* [Challenge] Locate each line below that includes "materials" and reproduce it.

*** Input for this task ***

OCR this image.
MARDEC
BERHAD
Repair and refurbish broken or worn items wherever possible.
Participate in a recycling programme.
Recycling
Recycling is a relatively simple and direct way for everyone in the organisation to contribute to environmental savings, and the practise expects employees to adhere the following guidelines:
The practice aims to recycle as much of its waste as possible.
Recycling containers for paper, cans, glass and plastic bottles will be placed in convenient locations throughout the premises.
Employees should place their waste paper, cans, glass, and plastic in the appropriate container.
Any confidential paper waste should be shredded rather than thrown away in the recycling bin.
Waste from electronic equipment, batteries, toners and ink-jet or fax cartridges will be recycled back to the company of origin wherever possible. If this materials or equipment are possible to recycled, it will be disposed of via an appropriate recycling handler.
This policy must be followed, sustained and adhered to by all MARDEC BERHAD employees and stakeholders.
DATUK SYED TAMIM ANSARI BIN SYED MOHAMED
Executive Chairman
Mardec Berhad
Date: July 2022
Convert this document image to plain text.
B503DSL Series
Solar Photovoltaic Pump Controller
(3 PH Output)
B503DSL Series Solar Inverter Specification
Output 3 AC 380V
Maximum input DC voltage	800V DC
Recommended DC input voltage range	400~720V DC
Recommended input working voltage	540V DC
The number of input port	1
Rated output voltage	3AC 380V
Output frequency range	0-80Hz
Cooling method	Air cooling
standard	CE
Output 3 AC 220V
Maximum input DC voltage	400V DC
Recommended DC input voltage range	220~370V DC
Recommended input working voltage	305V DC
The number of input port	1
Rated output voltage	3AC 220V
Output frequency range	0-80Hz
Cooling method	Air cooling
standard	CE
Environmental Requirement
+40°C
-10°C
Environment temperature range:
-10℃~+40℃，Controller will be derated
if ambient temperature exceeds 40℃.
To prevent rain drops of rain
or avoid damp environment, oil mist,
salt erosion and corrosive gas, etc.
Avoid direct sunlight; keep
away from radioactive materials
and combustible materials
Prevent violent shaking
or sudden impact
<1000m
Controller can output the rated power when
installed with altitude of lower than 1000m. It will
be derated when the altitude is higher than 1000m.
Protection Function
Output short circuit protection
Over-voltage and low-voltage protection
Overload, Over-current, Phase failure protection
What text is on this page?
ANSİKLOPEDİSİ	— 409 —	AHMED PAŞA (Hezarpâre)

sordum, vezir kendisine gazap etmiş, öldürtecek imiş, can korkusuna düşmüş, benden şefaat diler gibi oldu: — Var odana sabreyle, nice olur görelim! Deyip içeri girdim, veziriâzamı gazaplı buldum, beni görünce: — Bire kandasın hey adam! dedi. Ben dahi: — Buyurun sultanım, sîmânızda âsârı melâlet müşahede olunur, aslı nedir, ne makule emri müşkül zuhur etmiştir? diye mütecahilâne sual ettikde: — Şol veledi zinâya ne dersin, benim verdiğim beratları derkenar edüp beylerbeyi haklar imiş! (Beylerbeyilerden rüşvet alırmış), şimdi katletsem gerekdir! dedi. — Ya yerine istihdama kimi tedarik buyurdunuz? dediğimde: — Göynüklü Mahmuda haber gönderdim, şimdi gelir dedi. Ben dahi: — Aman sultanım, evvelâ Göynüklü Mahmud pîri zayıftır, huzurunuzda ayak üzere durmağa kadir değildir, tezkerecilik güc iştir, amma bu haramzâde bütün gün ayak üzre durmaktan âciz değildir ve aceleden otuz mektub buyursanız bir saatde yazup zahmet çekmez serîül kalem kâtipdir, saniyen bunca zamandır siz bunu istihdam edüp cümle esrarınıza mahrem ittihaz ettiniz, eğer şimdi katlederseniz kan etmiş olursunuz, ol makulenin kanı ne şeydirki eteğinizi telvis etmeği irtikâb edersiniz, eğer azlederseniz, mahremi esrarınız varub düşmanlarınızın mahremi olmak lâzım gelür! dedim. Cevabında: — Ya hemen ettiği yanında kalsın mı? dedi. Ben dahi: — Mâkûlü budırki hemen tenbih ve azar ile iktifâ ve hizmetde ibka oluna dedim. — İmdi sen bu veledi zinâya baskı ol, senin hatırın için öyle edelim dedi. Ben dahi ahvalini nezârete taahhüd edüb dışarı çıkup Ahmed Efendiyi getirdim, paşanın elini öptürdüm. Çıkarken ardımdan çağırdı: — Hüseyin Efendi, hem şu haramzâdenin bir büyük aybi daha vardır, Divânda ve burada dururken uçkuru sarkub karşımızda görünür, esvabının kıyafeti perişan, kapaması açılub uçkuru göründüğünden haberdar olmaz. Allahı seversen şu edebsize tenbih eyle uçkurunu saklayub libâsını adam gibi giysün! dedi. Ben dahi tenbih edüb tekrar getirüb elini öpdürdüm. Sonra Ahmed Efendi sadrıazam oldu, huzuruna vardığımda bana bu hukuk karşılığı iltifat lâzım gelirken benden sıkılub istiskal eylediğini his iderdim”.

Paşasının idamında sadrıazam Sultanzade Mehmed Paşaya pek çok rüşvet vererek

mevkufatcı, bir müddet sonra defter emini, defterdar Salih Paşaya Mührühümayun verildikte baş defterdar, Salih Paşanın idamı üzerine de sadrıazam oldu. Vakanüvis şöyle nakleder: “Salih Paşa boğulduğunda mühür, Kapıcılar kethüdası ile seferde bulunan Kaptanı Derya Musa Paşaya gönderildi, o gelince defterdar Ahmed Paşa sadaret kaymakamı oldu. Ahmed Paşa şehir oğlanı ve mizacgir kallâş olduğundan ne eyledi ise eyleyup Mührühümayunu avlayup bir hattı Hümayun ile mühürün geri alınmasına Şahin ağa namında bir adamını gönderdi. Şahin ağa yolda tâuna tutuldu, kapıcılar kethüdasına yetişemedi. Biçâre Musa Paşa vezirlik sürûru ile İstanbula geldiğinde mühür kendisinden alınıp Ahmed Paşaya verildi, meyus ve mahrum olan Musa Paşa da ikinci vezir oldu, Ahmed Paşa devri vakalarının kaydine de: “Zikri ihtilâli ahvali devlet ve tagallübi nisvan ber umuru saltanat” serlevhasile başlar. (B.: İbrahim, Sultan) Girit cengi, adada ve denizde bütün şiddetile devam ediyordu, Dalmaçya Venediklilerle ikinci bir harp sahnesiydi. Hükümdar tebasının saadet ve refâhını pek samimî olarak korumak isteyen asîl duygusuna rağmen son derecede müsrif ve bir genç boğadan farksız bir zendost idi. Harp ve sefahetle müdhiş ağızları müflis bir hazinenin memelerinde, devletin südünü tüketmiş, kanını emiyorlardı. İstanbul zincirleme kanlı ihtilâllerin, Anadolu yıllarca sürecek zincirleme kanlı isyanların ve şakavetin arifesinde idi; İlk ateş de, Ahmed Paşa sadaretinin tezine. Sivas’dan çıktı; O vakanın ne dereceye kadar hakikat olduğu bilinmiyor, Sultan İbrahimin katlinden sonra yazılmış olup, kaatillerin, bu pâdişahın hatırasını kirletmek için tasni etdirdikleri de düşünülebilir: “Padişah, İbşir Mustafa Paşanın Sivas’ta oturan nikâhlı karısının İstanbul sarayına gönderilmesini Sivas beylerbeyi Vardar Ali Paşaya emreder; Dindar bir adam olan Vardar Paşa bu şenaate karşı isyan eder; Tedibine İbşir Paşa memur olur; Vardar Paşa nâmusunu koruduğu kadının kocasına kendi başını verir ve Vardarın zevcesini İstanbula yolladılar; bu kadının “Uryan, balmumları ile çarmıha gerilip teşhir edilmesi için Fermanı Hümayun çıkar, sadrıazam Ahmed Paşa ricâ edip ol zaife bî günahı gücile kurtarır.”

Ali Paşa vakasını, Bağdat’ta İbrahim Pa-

***

* [Output for this exercise]
Waste from electronic equipment, batteries, toners and ink-jet or fax cartridges will be recycled back to the company of origin wherever possible. If this materials or equipment are possible to recycled, it will be disposed of via an appropriate recycling handler.
away from radioactive materials
and combustible materials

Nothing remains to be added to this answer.